◆ **Exercise objective**
Copy down every line where the string "normal" shows up.

⟨

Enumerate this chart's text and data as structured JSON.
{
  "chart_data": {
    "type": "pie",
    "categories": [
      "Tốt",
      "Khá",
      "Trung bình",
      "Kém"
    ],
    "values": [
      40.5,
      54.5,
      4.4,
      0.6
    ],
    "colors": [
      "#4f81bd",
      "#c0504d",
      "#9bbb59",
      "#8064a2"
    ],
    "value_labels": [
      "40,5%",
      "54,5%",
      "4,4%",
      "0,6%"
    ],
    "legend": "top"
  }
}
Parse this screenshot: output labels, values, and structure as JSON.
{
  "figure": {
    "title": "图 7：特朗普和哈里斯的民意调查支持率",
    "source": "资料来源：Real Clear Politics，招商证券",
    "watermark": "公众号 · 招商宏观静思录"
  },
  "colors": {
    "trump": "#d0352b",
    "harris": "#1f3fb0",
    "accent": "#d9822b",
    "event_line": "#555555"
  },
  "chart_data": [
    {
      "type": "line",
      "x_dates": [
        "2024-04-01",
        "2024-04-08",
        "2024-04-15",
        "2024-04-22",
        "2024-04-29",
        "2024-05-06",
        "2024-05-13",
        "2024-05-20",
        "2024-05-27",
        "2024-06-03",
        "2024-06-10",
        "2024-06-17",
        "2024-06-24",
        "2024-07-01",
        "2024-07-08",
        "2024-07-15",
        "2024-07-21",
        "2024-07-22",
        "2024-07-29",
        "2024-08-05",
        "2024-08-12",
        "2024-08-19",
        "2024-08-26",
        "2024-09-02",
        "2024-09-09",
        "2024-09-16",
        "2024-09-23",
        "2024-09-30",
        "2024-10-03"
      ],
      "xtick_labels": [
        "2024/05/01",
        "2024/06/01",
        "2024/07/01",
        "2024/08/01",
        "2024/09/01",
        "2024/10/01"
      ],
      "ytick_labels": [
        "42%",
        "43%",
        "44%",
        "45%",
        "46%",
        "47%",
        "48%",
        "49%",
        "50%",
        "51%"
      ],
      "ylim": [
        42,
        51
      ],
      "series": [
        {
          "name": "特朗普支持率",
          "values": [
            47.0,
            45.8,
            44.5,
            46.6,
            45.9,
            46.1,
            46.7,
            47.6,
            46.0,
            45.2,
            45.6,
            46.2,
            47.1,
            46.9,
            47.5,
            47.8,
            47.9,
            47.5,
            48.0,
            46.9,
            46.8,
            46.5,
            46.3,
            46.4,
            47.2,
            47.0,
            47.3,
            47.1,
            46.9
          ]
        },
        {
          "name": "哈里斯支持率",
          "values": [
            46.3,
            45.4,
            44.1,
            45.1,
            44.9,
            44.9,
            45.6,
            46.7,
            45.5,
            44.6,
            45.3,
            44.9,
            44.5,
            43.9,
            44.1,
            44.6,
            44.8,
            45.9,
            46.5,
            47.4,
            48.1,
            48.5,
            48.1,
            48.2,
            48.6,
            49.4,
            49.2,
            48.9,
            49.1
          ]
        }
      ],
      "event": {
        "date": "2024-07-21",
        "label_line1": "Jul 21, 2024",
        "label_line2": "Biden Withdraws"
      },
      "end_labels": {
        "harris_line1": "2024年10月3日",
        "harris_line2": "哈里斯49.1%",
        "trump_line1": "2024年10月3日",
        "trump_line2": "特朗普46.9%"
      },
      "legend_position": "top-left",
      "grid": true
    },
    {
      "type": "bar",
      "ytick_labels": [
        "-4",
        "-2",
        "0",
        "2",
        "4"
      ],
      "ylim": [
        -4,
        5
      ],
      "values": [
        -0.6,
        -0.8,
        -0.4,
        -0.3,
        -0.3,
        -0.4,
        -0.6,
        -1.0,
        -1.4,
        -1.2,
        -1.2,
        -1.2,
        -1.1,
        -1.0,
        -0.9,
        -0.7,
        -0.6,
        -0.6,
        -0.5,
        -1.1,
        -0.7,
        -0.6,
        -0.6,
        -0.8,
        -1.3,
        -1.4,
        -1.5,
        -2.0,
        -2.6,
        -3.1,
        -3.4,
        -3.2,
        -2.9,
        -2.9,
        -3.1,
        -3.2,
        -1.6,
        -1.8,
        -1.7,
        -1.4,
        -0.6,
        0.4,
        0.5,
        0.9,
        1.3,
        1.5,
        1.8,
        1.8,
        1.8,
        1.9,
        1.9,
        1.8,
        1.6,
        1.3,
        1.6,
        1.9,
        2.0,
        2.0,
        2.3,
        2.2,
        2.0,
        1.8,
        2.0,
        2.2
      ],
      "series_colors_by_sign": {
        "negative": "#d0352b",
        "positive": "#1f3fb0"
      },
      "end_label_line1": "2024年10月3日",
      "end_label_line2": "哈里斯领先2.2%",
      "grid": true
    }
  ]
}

⟩
⟨

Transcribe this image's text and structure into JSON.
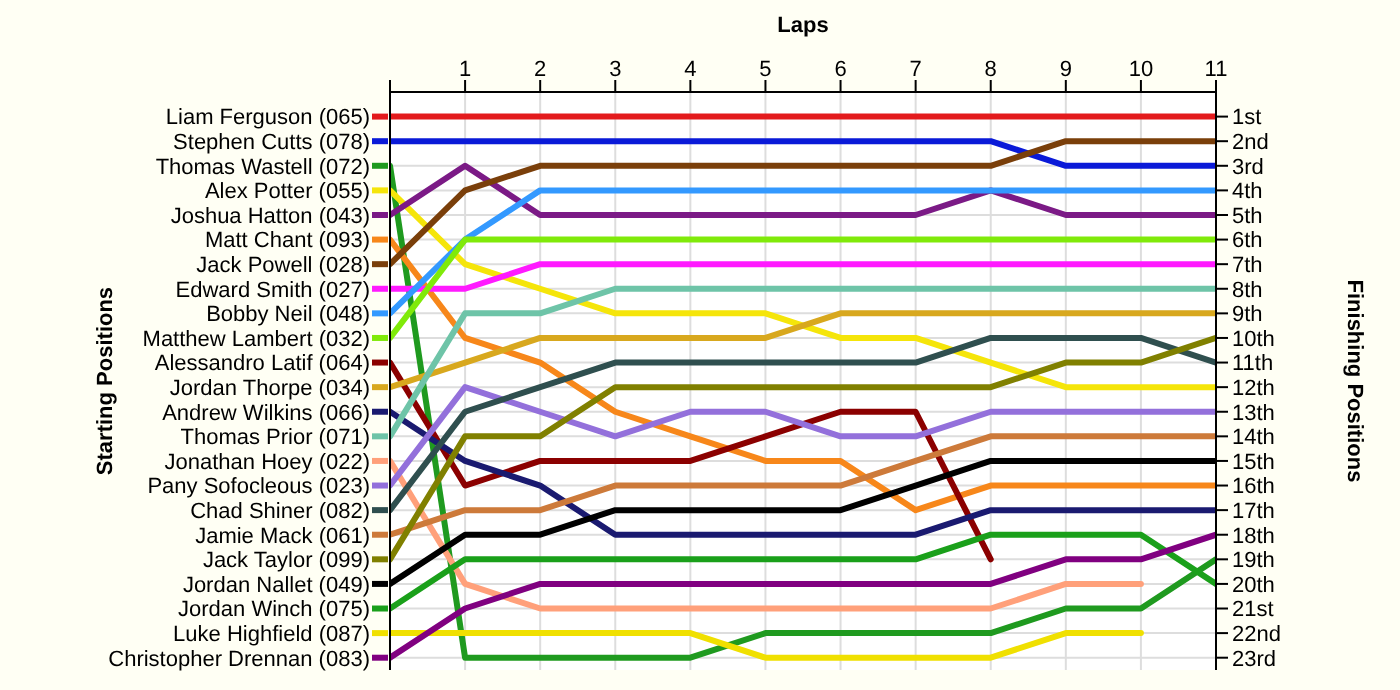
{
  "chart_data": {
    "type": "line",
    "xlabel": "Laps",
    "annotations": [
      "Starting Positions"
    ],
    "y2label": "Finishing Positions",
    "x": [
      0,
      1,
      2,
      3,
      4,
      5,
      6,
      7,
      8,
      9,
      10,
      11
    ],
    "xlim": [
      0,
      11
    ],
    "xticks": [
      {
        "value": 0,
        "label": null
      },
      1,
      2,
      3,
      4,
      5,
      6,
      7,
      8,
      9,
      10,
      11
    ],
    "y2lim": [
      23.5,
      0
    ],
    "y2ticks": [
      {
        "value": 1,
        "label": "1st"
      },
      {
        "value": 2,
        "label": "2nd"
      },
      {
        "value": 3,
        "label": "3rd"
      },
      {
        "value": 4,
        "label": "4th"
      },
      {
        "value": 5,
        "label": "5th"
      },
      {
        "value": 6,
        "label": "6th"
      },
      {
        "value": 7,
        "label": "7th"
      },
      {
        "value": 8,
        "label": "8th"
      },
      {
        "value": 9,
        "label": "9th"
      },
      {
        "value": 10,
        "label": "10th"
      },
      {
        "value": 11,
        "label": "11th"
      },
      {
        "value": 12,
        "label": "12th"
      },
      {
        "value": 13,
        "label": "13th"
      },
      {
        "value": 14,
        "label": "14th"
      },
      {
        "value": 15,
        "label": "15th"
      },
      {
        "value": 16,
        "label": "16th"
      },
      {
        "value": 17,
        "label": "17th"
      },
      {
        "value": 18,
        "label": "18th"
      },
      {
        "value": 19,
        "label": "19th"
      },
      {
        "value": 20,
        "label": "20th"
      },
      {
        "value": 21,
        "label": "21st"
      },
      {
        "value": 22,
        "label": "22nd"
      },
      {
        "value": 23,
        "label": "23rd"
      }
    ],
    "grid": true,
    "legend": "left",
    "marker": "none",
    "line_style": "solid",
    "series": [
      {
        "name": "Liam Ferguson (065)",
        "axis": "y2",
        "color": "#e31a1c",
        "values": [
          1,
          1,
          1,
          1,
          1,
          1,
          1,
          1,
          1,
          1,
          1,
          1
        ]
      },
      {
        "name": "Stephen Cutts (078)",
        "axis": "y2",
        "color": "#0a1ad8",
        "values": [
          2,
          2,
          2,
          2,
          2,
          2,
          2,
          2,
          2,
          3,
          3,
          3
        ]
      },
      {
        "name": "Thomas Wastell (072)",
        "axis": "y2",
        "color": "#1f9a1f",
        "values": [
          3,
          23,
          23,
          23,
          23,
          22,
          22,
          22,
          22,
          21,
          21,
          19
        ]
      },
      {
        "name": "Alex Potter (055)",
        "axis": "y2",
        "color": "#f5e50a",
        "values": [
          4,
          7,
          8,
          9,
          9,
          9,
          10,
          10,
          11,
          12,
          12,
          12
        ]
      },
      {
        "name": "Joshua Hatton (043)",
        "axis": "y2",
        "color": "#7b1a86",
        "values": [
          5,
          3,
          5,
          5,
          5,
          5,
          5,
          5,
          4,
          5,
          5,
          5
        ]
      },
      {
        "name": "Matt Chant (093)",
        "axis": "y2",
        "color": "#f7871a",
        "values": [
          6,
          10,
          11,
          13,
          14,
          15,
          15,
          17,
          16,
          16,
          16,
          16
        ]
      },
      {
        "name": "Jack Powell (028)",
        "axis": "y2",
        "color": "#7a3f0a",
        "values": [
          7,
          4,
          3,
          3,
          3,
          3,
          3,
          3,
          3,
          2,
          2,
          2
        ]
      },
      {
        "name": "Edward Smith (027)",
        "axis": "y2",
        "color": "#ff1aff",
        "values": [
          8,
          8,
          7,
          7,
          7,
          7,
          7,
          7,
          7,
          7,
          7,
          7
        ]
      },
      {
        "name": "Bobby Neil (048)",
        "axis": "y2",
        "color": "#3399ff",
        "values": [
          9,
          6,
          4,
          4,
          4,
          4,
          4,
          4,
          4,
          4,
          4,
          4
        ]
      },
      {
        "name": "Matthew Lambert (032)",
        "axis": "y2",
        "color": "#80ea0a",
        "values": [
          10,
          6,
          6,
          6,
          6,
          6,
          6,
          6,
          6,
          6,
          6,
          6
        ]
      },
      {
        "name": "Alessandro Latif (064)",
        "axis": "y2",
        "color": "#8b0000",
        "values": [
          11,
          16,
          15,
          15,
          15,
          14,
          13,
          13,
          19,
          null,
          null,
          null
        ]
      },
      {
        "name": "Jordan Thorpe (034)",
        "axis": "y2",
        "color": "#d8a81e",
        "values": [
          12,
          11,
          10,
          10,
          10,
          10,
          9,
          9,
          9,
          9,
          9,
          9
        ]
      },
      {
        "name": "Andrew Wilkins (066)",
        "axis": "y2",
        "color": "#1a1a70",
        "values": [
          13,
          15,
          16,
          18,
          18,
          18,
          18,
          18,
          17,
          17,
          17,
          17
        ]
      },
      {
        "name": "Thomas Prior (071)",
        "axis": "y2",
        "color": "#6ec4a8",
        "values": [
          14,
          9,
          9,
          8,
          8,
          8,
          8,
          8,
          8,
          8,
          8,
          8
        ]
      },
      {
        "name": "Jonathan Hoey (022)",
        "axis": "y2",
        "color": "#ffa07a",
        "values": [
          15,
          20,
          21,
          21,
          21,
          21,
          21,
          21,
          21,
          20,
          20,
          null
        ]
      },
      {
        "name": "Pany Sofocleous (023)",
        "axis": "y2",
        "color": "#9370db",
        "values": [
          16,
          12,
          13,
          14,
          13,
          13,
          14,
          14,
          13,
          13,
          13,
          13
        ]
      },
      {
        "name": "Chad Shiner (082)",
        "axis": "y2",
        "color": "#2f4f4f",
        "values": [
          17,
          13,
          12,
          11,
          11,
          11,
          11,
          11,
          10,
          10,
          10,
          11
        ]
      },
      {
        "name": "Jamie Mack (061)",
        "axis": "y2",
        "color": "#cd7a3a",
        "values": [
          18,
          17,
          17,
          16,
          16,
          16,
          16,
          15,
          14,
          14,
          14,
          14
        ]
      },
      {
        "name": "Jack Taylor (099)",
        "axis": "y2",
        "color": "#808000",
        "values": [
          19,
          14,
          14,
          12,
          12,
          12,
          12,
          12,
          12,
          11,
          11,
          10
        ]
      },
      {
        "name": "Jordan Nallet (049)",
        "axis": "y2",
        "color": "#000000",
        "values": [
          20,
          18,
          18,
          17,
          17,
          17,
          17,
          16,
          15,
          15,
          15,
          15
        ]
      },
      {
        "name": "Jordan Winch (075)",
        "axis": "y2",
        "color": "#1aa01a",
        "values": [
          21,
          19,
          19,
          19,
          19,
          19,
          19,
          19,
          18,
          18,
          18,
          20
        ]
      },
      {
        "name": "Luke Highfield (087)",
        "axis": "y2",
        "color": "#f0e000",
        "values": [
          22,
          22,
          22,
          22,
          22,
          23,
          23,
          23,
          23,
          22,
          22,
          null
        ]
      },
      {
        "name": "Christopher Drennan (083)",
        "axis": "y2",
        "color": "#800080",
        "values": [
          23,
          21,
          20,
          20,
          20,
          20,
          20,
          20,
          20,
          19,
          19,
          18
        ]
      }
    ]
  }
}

⟩
⟨

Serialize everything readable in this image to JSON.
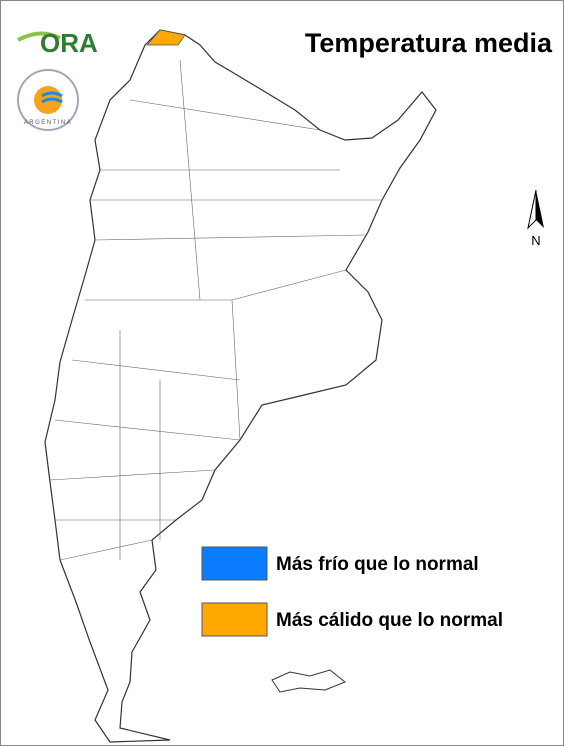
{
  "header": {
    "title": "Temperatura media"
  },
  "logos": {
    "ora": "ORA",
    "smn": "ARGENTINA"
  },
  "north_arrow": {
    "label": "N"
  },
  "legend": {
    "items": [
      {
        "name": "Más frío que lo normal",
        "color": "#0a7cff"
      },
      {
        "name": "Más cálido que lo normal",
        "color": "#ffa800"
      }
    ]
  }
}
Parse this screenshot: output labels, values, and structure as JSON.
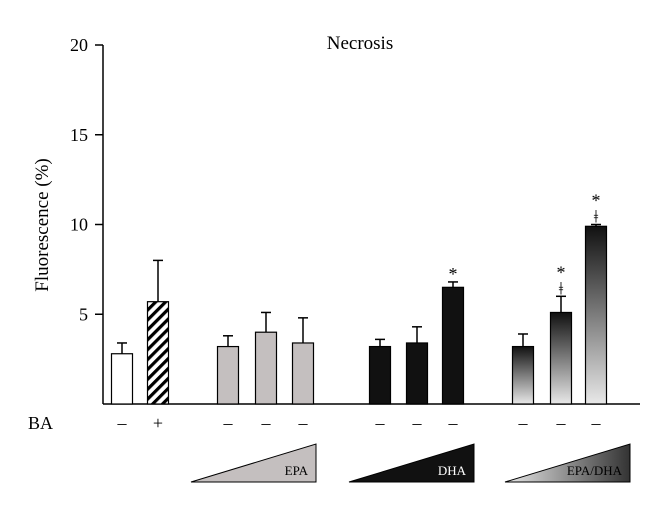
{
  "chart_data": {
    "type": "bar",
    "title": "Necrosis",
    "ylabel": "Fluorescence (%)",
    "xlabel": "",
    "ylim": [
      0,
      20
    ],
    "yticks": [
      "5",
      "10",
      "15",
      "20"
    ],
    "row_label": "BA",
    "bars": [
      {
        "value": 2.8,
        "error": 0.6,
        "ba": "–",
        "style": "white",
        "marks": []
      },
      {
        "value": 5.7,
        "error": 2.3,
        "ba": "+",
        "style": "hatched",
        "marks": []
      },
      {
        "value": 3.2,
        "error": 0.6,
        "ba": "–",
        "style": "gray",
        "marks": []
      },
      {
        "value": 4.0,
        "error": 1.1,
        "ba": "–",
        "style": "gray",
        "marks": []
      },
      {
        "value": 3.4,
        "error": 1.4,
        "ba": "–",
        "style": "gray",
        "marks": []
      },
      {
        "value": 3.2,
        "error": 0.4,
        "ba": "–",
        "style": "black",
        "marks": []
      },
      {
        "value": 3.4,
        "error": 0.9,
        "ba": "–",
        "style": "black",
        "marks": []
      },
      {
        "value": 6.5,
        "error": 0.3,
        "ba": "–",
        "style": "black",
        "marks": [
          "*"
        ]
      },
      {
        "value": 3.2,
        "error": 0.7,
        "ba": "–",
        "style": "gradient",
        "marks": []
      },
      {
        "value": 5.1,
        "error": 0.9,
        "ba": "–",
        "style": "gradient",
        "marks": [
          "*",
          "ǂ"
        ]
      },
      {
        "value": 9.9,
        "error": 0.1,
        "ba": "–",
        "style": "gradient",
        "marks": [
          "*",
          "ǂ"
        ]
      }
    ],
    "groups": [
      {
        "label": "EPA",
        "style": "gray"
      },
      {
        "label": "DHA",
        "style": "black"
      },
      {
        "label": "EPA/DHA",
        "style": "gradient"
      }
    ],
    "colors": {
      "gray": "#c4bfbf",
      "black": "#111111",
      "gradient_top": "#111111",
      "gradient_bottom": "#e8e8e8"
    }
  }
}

⟩

◆ **Exercise solution**
        "name": "Más frío que lo normal",
        "name": "Más cálido que lo normal",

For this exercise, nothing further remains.